Start of Information shown

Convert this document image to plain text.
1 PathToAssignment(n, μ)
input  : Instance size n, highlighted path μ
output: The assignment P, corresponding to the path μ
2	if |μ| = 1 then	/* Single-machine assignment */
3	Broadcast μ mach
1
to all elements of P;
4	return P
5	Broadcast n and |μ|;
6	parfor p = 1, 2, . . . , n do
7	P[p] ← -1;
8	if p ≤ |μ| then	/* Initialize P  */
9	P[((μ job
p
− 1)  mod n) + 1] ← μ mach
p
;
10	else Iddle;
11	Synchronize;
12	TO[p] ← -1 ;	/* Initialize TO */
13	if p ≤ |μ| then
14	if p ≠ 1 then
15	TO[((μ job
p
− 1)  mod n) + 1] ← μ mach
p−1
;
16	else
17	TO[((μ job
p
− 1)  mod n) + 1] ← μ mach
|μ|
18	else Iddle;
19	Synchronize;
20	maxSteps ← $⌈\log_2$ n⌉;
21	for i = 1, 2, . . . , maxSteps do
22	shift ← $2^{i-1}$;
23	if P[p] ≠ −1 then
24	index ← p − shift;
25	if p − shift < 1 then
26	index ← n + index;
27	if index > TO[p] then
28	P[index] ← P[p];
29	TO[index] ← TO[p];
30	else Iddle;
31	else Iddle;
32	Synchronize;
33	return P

End of Information shown

**What this task involves**
Using the listing above, reproduce each line without omission.

**Result of the task**
Convert this document image to plain text.
1 PathToAssignment(n, μ)
input  : Instance size n, highlighted path μ
output: The assignment P, corresponding to the path μ
2	if |μ| = 1 then	/* Single-machine assignment */
3	Broadcast μ mach
1
to all elements of P;
4	return P
5	Broadcast n and |μ|;
6	parfor p = 1, 2, . . . , n do
7	P[p] ← -1;
8	if p ≤ |μ| then	/* Initialize P  */
9	P[((μ job
p
− 1)  mod n) + 1] ← μ mach
p
;
10	else Iddle;
11	Synchronize;
12	TO[p] ← -1 ;	/* Initialize TO */
13	if p ≤ |μ| then
14	if p ≠ 1 then
15	TO[((μ job
p
− 1)  mod n) + 1] ← μ mach
p−1
;
16	else
17	TO[((μ job
p
− 1)  mod n) + 1] ← μ mach
|μ|
18	else Iddle;
19	Synchronize;
20	maxSteps ← $⌈\log_2$ n⌉;
21	for i = 1, 2, . . . , maxSteps do
22	shift ← $2^{i-1}$;
23	if P[p] ≠ −1 then
24	index ← p − shift;
25	if p − shift < 1 then
26	index ← n + index;
27	if index > TO[p] then
28	P[index] ← P[p];
29	TO[index] ← TO[p];
30	else Iddle;
31	else Iddle;
32	Synchronize;
33	return P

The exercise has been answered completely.